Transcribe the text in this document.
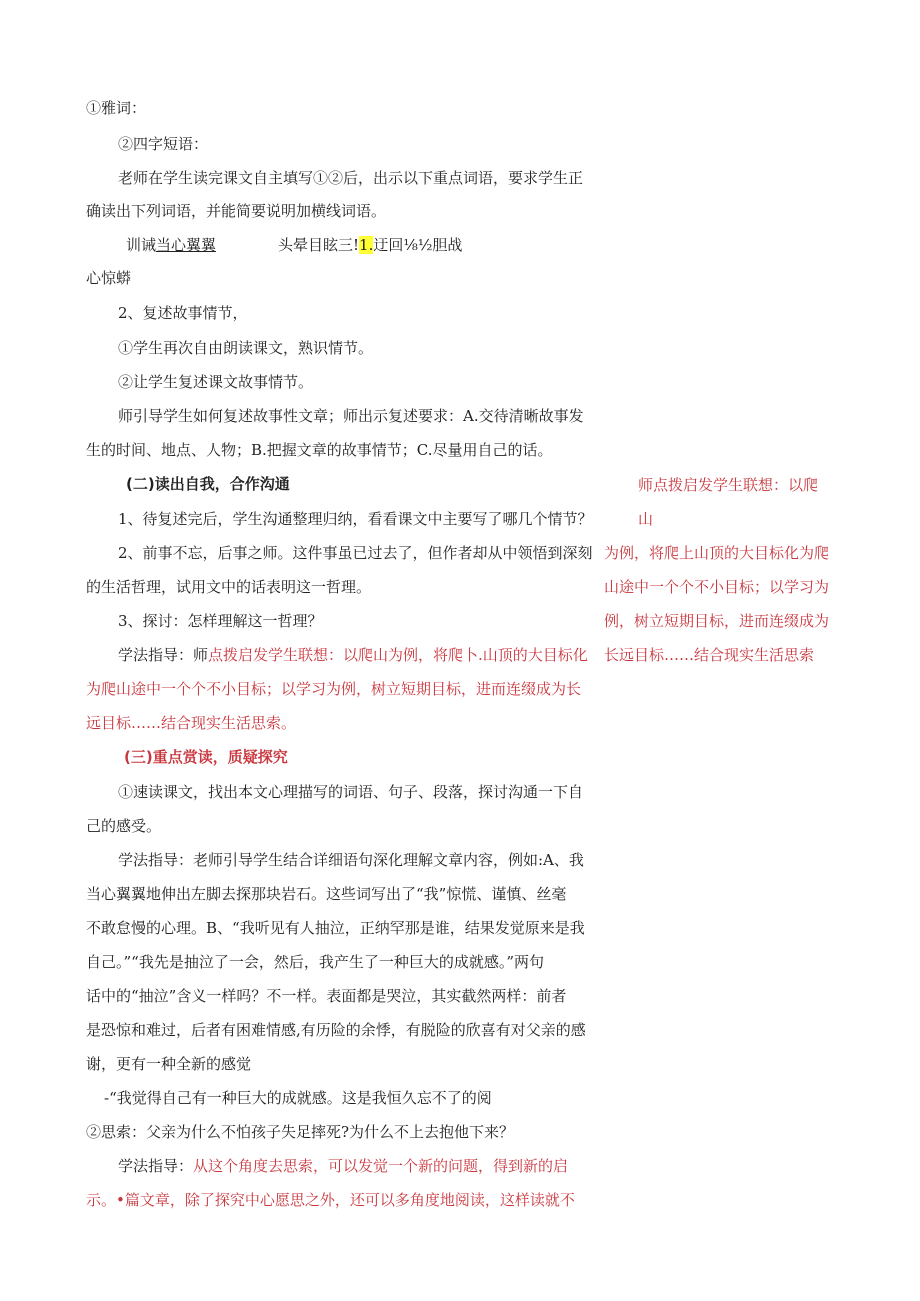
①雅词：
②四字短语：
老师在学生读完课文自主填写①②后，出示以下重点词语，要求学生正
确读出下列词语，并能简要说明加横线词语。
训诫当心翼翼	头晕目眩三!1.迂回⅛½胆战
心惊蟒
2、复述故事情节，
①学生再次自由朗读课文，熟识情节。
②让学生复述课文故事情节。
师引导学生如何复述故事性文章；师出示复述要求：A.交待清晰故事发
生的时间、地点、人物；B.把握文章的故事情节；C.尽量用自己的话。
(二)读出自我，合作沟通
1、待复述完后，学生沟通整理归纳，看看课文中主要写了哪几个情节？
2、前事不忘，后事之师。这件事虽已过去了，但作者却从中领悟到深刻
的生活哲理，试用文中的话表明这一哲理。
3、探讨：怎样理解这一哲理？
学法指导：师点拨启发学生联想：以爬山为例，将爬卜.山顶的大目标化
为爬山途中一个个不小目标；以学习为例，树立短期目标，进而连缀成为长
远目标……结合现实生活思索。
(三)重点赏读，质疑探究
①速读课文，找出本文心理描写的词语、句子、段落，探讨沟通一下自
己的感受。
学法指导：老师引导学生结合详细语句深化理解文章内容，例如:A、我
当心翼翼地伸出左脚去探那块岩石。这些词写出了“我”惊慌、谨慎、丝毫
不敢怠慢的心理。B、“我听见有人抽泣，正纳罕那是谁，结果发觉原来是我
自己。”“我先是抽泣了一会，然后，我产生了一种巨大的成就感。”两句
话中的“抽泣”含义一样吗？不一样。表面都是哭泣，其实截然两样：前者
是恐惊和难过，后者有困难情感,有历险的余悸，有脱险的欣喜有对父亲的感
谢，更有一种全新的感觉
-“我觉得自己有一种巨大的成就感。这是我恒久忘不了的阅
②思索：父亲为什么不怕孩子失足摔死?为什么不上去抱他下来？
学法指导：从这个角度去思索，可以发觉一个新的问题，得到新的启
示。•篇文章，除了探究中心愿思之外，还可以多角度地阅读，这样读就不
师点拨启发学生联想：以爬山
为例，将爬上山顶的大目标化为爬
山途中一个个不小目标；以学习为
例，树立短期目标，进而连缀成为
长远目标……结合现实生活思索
┄┄┄┄┄┄
## Directions for this task
Copy out every line of the listing that contains the string "树立短期目标".

## Final result
为爬山途中一个个不小目标；以学习为例，树立短期目标，进而连缀成为长
例，树立短期目标，进而连缀成为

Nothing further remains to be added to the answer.